In the listing below, find every line with the string "JSON" and pull it out.
━━━ EXTRACTED RECORDS
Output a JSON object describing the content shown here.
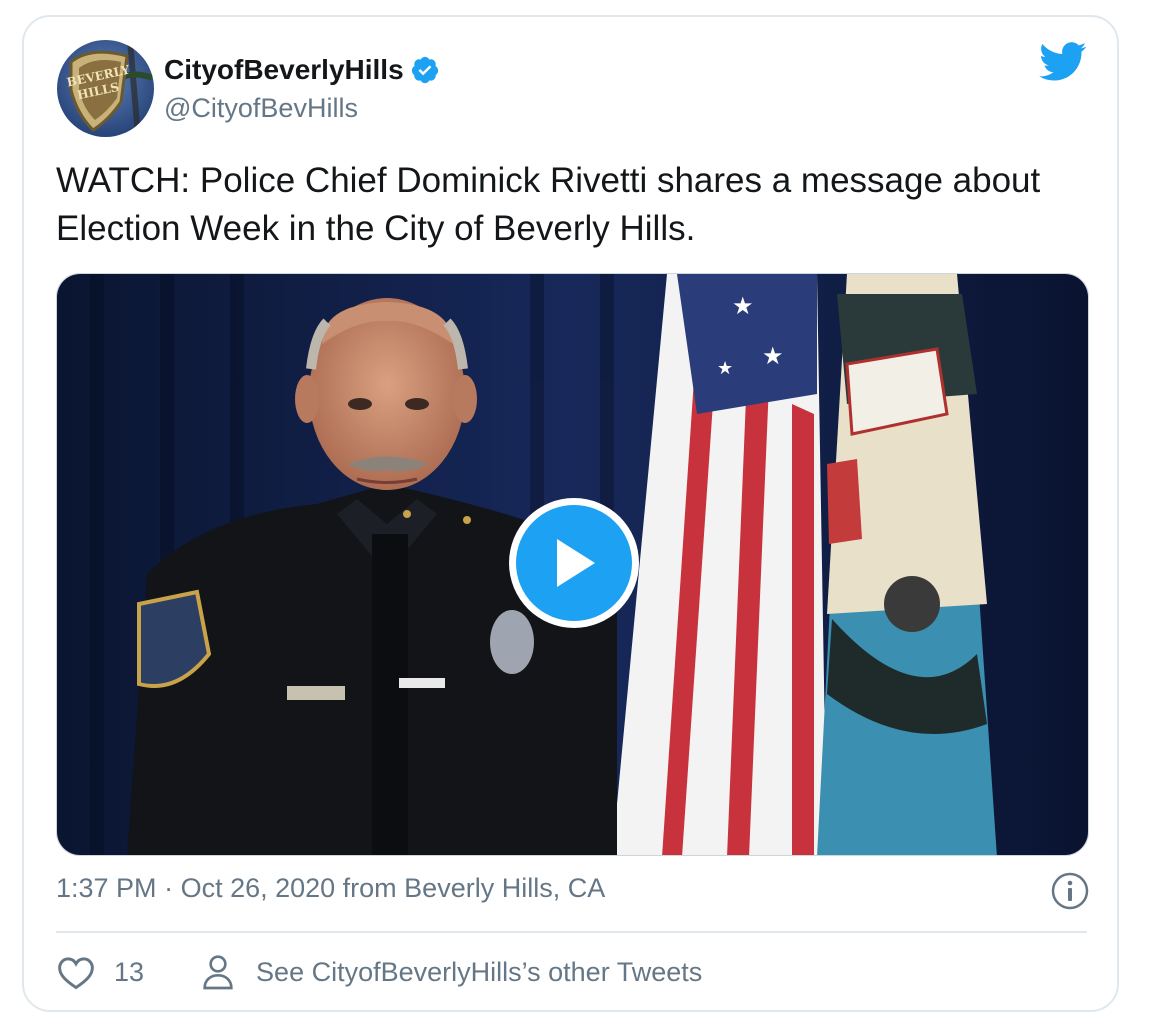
{
  "account": {
    "name": "CityofBeverlyHills",
    "handle": "@CityofBevHills",
    "avatar_text_line1": "BEVERLY",
    "avatar_text_line2": "HILLS",
    "verified_icon": "verified-badge-icon"
  },
  "tweet": {
    "text": "WATCH: Police Chief Dominick Rivetti shares a message about Election Week in the City of Beverly Hills.",
    "time": "1:37 PM",
    "separator": " · ",
    "date": "Oct 26, 2020",
    "source": " from Beverly Hills, CA"
  },
  "media": {
    "type": "video",
    "play_icon": "play-icon"
  },
  "actions": {
    "like_count": "13",
    "other_tweets_label": "See CityofBeverlyHills’s other Tweets"
  },
  "colors": {
    "brand_blue": "#1da1f2",
    "secondary_text": "#657786",
    "border": "#e1e8ed"
  }
}
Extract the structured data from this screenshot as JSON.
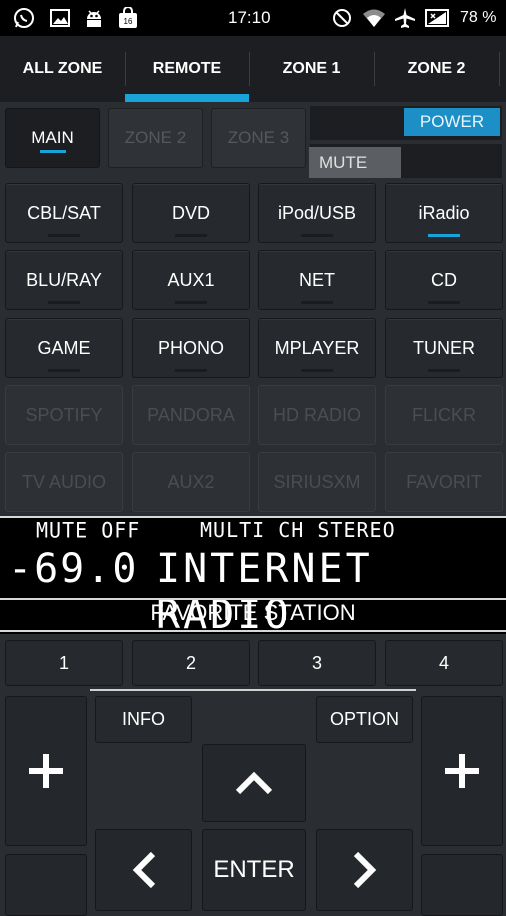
{
  "status_bar": {
    "time": "17:10",
    "battery": "78 %",
    "left_icons": [
      "whatsapp-icon",
      "image-icon",
      "android-icon",
      "bag-icon"
    ],
    "right_icons": [
      "do-not-disturb-icon",
      "wifi-icon",
      "airplane-icon",
      "signal-icon"
    ],
    "bag_badge": "16"
  },
  "tabs": [
    "ALL ZONE",
    "REMOTE",
    "ZONE 1",
    "ZONE 2"
  ],
  "active_tab": "REMOTE",
  "zones": [
    "MAIN",
    "ZONE 2",
    "ZONE 3"
  ],
  "power_label": "POWER",
  "mute_label": "MUTE",
  "sources": {
    "row1": [
      "CBL/SAT",
      "DVD",
      "iPod/USB",
      "iRadio"
    ],
    "row2": [
      "BLU/RAY",
      "AUX1",
      "NET",
      "CD"
    ],
    "row3": [
      "GAME",
      "PHONO",
      "MPLAYER",
      "TUNER"
    ],
    "row4": [
      "SPOTIFY",
      "PANDORA",
      "HD RADIO",
      "FLICKR"
    ],
    "row5": [
      "TV AUDIO",
      "AUX2",
      "SIRIUSXM",
      "FAVORIT"
    ],
    "selected": "iRadio"
  },
  "display": {
    "mute_status": "MUTE OFF",
    "mode": "MULTI CH STEREO",
    "volume": "-69.0",
    "source": "INTERNET RADIO",
    "favorite_label": "FAVORITE STATION"
  },
  "favorites": [
    "1",
    "2",
    "3",
    "4"
  ],
  "controls": {
    "info": "INFO",
    "option": "OPTION",
    "enter": "ENTER",
    "plus": "+",
    "up": "^",
    "left": "<",
    "right": ">"
  },
  "colors": {
    "accent": "#1aa3d8",
    "power": "#1b8fc6"
  }
}
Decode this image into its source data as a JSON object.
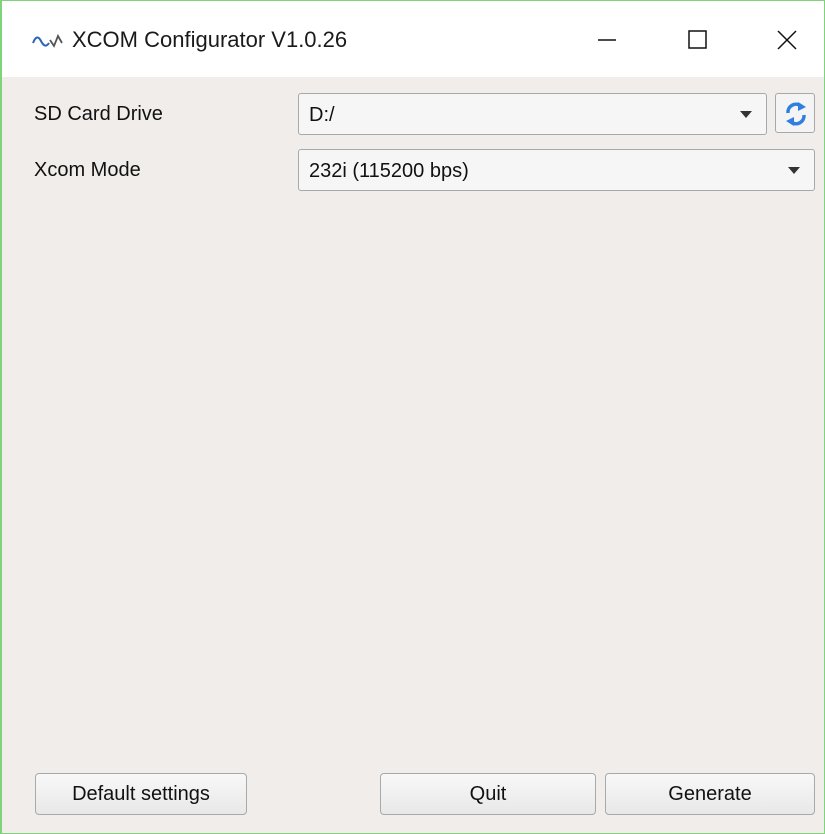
{
  "window": {
    "title": "XCOM Configurator V1.0.26"
  },
  "form": {
    "sd_card_label": "SD Card Drive",
    "sd_card_value": "D:/",
    "xcom_mode_label": "Xcom Mode",
    "xcom_mode_value": "232i (115200 bps)"
  },
  "buttons": {
    "default_settings": "Default settings",
    "quit": "Quit",
    "generate": "Generate"
  },
  "icons": {
    "app": "waveform-app-icon",
    "refresh": "refresh-icon",
    "minimize": "minimize-icon",
    "maximize": "maximize-icon",
    "close": "close-icon"
  },
  "colors": {
    "window_border": "#7fd37a",
    "refresh_blue": "#2f7fe0",
    "background": "#f0edea"
  }
}
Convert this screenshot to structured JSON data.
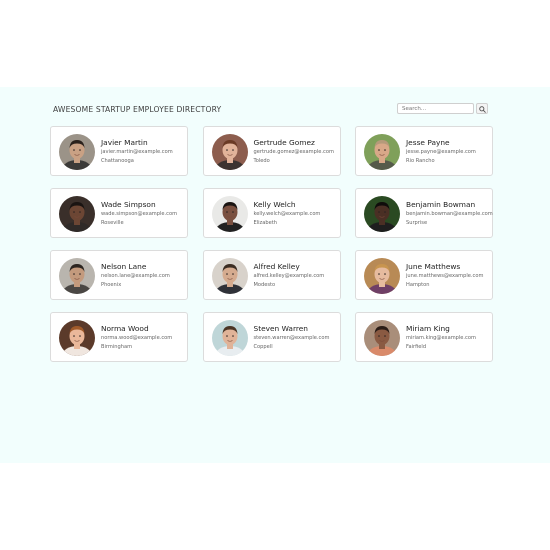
{
  "header": {
    "title": "AWESOME STARTUP EMPLOYEE DIRECTORY"
  },
  "search": {
    "placeholder": "Search...",
    "button_icon": "search-icon"
  },
  "employees": [
    {
      "name": "Javier Martin",
      "email": "javier.martin@example.com",
      "city": "Chattanooga",
      "skin": "#c9a184",
      "hair": "#2a211c",
      "bg": "#9b9388",
      "shirt": "#3b3a38"
    },
    {
      "name": "Gertrude Gomez",
      "email": "gertrude.gomez@example.com",
      "city": "Toledo",
      "skin": "#e2b39a",
      "hair": "#6b3a25",
      "bg": "#8d5d4e",
      "shirt": "#3c3330"
    },
    {
      "name": "Jesse Payne",
      "email": "jesse.payne@example.com",
      "city": "Rio Rancho",
      "skin": "#d8a888",
      "hair": "#b59a7a",
      "bg": "#7fa05a",
      "shirt": "#555a4a"
    },
    {
      "name": "Wade Simpson",
      "email": "wade.simpson@example.com",
      "city": "Roseville",
      "skin": "#6c4634",
      "hair": "#1a1412",
      "bg": "#3a2f2a",
      "shirt": "#2f2a28"
    },
    {
      "name": "Kelly Welch",
      "email": "kelly.welch@example.com",
      "city": "Elizabeth",
      "skin": "#7a5040",
      "hair": "#1a1412",
      "bg": "#e9e9e7",
      "shirt": "#222222"
    },
    {
      "name": "Benjamin Bowman",
      "email": "benjamin.bowman@example.com",
      "city": "Surprise",
      "skin": "#4a2f24",
      "hair": "#0f0c0b",
      "bg": "#2a4a22",
      "shirt": "#1e1e1e"
    },
    {
      "name": "Nelson Lane",
      "email": "nelson.lane@example.com",
      "city": "Phoenix",
      "skin": "#c39a7d",
      "hair": "#2c2520",
      "bg": "#b9b5ae",
      "shirt": "#4a4744"
    },
    {
      "name": "Alfred Kelley",
      "email": "alfred.kelley@example.com",
      "city": "Modesto",
      "skin": "#d5ab8f",
      "hair": "#3b2c22",
      "bg": "#d8d2cb",
      "shirt": "#2f3138"
    },
    {
      "name": "June Matthews",
      "email": "june.matthews@example.com",
      "city": "Hampton",
      "skin": "#e6bb9f",
      "hair": "#c8954f",
      "bg": "#b88a55",
      "shirt": "#6f3f66"
    },
    {
      "name": "Norma Wood",
      "email": "norma.wood@example.com",
      "city": "Birmingham",
      "skin": "#eab89a",
      "hair": "#a05a2a",
      "bg": "#5b3a2a",
      "shirt": "#f0e6df"
    },
    {
      "name": "Steven Warren",
      "email": "steven.warren@example.com",
      "city": "Coppell",
      "skin": "#e0b398",
      "hair": "#4a3526",
      "bg": "#bfd6d8",
      "shirt": "#e8edf0"
    },
    {
      "name": "Miriam King",
      "email": "miriam.king@example.com",
      "city": "Fairfield",
      "skin": "#8a5a42",
      "hair": "#2a1c16",
      "bg": "#a98e7a",
      "shirt": "#d98a6a"
    }
  ]
}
━━━━━━
■ **SOLUTION FOR THIS TASK**
Output a JSON object describing the content shown here.
Extract the structured data from this screenshot as JSON.
Decode this image into its source data as a JSON object.
Convert this screenshot to structured JSON data.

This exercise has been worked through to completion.